• **CONSEGNA A**: Secondo l'articolo su Abramo, qual è l'unico merito di Abramo?

• **ARTICOLO**:
_ _ _ _
Abramo – Gn 15,5-12.17-18 – II Domenica di Quaresima – C
Abramo. In ascolto della Parola
Abramo. Il sogno di tutti i nomadi del deserto è quello di possedere una terra
dove l’acqua non sia estratta dai pozzi, ma cada dal cielo;
una terra dove le piogge regolari e abbondanti
permettano di coltivare campi di grano, vigne e alberi da frutta;
una terra dove insediarsi stabilmente, assieme alla propria famiglia
e vivere in pace, «seduti e tranquilli sotto la vite e sotto il fico» (Mi 4,4).
Abramo è uno di questi nomadi: è partito da un paese lontano,
per anni si è spostato da un luogo all’altro come un viandante senza destino.
È vecchio e senza figli.
La sua vita sembra avviata a una conclusione fallimentare.
Un giorno però riceve la rivelazione del Signore
che gli promette ciò che egli ha sempre desiderato,
ma che non è mai stato in grado di ottenere:
una discendenza numerosa come le stelle del cielo (v. 5)
e una terra (vv. 7.19)
Come mai Dio prende l’iniziativa di fare queste promesse ad Abramo?
Perché a lui e non ad altri? È forse il migliore degli uomini della terra?
I rabbini del tempo di Gesù – convinti come sono
che il Signore concede favori solo a chi li merita –
sostengono che Abramo attira la benedizione di Dio
perché ha praticato e pratica la misericordia e la giustizia.
È una supposizione gratuita.
La Bibbia non accenna ad alcuna opera buona di Abramo
e presenta la chiamata e le promesse come un dono gratuito di Dio.
Abramo ha un unico merito, posteriore, non antecedente:
«credette al Signore che glielo accreditò come giustizia» (v. 6).
_ _ _ _
Record tratti da una raccolta di dati:
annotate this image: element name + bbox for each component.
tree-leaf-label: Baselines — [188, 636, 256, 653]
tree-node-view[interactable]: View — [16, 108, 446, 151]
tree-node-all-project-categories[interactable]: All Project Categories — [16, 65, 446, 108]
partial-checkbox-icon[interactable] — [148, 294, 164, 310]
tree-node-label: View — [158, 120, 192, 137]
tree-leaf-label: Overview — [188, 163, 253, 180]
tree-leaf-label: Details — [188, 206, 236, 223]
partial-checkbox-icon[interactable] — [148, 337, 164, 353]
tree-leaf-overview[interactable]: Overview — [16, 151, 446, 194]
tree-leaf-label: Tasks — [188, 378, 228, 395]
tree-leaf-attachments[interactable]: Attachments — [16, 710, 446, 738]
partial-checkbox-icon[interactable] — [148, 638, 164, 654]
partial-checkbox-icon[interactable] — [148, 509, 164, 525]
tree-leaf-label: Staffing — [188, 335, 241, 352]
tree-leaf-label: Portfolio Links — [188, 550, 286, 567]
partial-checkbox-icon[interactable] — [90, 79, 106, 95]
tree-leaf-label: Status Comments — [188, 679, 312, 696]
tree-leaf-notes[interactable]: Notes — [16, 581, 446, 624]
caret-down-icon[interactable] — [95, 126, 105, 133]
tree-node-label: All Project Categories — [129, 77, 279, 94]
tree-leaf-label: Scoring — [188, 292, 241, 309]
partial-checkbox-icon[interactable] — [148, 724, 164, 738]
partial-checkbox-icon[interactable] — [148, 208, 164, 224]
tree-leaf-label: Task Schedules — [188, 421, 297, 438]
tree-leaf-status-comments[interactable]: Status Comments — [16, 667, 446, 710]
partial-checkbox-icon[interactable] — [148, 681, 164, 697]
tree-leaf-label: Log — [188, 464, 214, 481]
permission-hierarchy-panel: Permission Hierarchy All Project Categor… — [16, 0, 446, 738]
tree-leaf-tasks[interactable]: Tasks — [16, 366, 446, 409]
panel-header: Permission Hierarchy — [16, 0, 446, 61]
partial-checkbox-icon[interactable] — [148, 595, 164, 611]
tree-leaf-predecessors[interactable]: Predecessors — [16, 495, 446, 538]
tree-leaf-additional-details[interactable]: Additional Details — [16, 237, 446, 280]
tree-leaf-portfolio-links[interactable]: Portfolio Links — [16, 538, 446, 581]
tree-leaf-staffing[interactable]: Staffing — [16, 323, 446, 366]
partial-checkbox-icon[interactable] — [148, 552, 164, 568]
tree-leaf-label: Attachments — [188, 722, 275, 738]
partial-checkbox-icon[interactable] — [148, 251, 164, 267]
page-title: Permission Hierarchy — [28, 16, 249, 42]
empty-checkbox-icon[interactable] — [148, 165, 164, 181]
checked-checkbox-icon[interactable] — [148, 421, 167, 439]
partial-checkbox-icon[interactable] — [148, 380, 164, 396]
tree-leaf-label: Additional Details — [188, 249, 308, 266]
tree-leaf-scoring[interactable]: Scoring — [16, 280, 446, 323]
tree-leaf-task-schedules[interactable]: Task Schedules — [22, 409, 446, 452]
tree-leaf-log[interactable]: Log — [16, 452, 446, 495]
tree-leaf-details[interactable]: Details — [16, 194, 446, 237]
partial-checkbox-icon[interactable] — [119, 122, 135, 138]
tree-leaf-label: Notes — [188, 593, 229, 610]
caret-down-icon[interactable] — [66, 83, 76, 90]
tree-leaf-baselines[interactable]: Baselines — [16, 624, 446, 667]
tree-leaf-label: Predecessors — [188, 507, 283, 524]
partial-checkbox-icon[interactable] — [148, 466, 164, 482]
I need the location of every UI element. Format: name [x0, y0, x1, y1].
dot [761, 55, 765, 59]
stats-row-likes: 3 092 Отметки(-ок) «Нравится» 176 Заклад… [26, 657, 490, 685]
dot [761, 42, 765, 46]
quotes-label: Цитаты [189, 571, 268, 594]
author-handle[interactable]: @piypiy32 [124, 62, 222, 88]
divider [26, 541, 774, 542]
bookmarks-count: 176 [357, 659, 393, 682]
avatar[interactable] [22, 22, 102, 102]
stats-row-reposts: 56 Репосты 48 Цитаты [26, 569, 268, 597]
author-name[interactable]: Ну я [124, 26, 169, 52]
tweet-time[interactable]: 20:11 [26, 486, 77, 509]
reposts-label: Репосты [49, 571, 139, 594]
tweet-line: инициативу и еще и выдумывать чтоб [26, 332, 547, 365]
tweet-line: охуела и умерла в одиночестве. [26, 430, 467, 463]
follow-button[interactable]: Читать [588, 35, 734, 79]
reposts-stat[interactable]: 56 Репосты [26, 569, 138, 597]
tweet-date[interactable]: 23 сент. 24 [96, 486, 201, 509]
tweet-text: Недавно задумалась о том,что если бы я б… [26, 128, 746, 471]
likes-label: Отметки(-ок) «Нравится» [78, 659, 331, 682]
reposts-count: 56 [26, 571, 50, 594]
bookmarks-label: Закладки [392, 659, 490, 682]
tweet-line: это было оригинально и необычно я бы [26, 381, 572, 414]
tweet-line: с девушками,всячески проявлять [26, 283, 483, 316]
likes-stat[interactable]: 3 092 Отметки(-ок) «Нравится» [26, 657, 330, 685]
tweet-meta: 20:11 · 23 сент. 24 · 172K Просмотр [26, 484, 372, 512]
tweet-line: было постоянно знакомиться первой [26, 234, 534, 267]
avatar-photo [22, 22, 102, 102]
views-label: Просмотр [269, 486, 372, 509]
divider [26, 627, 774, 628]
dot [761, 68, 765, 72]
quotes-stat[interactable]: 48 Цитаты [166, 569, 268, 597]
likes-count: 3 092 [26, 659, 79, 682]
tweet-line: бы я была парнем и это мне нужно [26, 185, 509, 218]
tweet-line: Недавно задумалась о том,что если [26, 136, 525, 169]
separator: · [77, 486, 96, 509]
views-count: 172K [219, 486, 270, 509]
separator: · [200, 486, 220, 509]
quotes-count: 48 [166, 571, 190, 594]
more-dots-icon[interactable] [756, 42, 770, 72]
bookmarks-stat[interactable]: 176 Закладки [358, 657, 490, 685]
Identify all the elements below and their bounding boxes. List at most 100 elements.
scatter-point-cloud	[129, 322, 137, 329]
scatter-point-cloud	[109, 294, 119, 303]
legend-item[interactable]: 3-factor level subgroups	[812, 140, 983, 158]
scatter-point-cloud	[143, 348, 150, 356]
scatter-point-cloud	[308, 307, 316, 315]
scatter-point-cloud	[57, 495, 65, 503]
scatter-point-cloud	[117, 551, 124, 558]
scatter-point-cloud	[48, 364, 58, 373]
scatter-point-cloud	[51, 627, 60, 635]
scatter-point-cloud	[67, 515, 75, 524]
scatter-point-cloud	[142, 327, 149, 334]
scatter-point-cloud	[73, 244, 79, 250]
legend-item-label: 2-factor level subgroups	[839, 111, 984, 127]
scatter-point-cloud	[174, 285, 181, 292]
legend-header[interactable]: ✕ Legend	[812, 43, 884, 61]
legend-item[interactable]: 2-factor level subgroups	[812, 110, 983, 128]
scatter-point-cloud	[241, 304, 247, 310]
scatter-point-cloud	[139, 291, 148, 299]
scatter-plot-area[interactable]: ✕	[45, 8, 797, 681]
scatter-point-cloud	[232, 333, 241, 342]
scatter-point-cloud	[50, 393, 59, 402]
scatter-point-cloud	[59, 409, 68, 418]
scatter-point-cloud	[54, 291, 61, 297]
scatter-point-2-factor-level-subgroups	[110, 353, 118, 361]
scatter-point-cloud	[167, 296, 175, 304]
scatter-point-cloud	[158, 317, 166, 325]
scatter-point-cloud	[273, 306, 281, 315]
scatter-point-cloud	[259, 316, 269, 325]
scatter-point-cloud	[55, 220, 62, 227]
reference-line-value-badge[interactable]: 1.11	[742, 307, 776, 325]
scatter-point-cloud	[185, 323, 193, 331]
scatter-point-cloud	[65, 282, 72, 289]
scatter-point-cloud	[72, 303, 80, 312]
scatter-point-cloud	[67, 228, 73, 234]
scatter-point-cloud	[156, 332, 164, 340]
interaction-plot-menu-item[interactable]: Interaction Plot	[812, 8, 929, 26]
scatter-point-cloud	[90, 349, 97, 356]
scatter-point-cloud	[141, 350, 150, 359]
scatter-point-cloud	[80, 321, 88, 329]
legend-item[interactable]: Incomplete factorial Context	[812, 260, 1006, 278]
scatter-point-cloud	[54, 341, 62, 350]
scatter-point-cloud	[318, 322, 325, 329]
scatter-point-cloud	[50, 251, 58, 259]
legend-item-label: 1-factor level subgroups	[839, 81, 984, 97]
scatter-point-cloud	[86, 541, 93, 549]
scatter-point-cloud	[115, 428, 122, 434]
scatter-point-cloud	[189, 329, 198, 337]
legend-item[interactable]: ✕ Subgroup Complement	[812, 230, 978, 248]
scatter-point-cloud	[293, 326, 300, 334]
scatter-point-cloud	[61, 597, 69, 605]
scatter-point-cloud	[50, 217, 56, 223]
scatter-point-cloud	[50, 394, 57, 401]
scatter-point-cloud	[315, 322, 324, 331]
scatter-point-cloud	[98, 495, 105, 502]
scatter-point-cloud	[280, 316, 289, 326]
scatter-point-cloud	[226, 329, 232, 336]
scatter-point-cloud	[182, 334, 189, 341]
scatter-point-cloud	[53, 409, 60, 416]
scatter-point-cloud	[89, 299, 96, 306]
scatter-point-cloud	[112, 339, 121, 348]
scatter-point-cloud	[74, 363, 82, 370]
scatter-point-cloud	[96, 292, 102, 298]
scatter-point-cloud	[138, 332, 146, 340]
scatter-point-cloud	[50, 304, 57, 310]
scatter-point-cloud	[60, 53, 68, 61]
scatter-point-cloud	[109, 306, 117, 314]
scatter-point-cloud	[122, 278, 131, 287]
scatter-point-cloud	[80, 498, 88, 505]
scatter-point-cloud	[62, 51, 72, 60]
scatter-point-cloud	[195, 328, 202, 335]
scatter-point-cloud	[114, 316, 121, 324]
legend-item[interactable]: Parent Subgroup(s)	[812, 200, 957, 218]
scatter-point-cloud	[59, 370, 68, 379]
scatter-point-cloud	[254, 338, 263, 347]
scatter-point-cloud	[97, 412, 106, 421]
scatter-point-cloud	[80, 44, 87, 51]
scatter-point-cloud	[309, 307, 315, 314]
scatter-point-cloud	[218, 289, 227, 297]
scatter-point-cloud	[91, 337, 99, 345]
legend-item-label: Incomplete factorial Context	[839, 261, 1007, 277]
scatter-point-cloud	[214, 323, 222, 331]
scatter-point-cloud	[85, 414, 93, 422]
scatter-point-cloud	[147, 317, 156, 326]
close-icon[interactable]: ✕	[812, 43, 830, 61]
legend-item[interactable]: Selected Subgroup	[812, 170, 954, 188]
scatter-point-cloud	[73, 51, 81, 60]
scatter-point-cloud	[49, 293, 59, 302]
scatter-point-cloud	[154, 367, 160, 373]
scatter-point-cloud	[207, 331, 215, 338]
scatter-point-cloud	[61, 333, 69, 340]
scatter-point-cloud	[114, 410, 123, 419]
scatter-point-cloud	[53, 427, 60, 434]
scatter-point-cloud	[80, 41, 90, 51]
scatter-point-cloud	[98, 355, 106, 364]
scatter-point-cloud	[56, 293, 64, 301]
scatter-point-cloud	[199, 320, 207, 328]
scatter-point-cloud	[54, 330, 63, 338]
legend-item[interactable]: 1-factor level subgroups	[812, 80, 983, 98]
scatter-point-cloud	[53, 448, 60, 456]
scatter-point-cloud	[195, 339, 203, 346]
_ _ _ _
• **CONSEGNA B**: Duplica senza modifiche le righe dell'elenco che vanno dal suo inizio fino alla riga contenente "tree-leaf-label: Scoring —", estremi inclusi.

• **RISULTATO ESERCIZIO A**: Aver creduto al Signore, che glielo accreditò come giustizia.

• **RISULTATO ESERCIZIO B**:
annotate this image: element name + bbox for each component.
tree-leaf-label: Baselines — [188, 636, 256, 653]
tree-node-view[interactable]: View — [16, 108, 446, 151]
tree-node-all-project-categories[interactable]: All Project Categories — [16, 65, 446, 108]
partial-checkbox-icon[interactable] — [148, 294, 164, 310]
tree-node-label: View — [158, 120, 192, 137]
tree-leaf-label: Overview — [188, 163, 253, 180]
tree-leaf-label: Details — [188, 206, 236, 223]
partial-checkbox-icon[interactable] — [148, 337, 164, 353]
tree-leaf-overview[interactable]: Overview — [16, 151, 446, 194]
tree-leaf-label: Tasks — [188, 378, 228, 395]
tree-leaf-attachments[interactable]: Attachments — [16, 710, 446, 738]
partial-checkbox-icon[interactable] — [148, 638, 164, 654]
partial-checkbox-icon[interactable] — [148, 509, 164, 525]
tree-leaf-label: Staffing — [188, 335, 241, 352]
tree-leaf-label: Portfolio Links — [188, 550, 286, 567]
partial-checkbox-icon[interactable] — [90, 79, 106, 95]
tree-leaf-label: Status Comments — [188, 679, 312, 696]
tree-leaf-notes[interactable]: Notes — [16, 581, 446, 624]
caret-down-icon[interactable] — [95, 126, 105, 133]
tree-node-label: All Project Categories — [129, 77, 279, 94]
tree-leaf-label: Scoring — [188, 292, 241, 309]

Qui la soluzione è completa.